— Start SUPPLIED DATA —

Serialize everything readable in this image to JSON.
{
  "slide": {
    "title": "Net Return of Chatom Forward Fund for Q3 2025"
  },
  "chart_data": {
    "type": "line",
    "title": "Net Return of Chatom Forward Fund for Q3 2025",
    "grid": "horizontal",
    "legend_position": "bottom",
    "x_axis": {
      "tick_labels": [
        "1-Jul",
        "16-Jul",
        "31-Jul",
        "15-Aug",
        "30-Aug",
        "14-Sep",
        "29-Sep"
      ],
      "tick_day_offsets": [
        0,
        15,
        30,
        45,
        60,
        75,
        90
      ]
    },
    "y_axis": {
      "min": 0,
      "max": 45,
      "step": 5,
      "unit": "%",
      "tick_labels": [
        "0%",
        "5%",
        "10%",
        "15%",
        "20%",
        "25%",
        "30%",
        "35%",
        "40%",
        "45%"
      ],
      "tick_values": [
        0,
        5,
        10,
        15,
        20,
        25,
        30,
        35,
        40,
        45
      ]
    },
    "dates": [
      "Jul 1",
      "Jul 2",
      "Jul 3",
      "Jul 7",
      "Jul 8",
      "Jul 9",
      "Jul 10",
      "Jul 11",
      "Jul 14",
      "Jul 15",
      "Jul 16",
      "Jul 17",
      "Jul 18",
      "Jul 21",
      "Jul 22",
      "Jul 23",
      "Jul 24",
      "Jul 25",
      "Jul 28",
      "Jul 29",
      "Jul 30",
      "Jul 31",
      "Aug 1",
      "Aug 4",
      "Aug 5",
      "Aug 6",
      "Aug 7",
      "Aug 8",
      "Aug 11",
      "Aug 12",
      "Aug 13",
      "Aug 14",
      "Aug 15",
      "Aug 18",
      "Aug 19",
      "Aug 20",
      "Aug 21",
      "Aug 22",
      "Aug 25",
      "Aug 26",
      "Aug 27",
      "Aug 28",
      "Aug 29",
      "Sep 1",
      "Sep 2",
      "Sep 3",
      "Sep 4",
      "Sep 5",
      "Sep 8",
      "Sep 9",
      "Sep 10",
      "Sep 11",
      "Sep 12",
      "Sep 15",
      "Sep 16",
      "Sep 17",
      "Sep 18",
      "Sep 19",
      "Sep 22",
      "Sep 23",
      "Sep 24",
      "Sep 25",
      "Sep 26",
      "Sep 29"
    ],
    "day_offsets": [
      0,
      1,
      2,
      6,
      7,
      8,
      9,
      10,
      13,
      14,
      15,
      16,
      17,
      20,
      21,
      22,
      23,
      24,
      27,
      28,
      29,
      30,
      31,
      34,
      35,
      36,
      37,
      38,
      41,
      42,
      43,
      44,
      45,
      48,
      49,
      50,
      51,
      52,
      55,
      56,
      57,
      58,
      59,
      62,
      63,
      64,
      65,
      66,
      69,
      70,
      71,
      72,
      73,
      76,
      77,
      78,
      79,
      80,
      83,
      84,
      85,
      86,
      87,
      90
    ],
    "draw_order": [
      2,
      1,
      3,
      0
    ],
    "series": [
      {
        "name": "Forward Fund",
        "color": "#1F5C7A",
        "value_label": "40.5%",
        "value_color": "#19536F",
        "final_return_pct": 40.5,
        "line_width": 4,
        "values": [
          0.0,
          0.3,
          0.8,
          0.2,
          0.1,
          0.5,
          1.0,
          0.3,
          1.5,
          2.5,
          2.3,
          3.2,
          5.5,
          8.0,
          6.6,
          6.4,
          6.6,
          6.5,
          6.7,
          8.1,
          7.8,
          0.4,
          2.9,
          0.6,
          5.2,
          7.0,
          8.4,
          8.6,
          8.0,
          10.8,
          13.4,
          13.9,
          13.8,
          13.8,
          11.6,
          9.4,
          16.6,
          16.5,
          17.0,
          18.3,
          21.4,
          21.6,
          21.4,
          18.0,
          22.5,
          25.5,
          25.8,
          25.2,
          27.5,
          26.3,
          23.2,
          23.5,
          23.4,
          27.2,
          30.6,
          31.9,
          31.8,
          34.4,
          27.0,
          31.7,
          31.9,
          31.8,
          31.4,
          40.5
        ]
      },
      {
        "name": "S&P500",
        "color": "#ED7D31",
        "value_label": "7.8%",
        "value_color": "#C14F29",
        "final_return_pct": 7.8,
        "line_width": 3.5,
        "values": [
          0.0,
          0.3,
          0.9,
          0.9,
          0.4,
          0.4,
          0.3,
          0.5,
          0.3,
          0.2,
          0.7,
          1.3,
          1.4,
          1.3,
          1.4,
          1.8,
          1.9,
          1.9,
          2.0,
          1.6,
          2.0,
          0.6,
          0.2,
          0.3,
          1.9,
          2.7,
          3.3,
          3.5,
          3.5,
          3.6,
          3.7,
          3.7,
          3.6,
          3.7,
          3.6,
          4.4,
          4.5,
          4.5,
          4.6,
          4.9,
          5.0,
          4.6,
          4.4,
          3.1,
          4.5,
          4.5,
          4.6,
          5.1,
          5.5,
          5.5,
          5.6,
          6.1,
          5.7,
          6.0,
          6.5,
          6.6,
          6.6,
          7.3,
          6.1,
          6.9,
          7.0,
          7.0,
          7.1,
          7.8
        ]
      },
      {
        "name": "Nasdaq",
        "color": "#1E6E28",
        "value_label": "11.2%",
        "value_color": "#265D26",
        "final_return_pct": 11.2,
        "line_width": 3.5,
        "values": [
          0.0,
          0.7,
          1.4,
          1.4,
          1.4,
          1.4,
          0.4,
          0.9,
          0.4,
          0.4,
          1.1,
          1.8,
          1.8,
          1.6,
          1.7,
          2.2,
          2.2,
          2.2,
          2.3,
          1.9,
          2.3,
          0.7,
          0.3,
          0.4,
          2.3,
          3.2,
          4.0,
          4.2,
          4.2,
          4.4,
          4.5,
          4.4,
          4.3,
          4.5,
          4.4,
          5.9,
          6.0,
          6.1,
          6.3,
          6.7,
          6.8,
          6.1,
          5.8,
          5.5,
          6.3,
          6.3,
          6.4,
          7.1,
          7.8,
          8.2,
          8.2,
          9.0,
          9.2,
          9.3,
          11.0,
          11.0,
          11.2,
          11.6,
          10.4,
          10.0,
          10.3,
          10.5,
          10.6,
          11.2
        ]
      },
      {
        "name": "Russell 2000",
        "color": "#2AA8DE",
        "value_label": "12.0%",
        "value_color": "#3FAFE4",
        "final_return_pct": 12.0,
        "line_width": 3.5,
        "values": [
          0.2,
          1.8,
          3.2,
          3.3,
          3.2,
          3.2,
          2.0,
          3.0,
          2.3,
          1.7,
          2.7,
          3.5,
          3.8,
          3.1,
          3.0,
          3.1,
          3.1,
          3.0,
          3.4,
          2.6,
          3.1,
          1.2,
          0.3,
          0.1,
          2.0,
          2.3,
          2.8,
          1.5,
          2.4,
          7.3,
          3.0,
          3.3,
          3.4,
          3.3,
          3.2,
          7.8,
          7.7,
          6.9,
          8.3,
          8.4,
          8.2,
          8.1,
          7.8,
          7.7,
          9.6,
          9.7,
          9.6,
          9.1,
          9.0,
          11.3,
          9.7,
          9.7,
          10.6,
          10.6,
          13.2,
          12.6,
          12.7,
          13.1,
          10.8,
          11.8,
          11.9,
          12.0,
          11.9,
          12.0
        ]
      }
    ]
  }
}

— End SUPPLIED DATA —

TASK REQUIREMENTS
For each line of the listing that holds the word "name", show that line.

TASK RESULT
        "name": "Forward Fund",
        "name": "S&P500",
        "name": "Nasdaq",
        "name": "Russell 2000",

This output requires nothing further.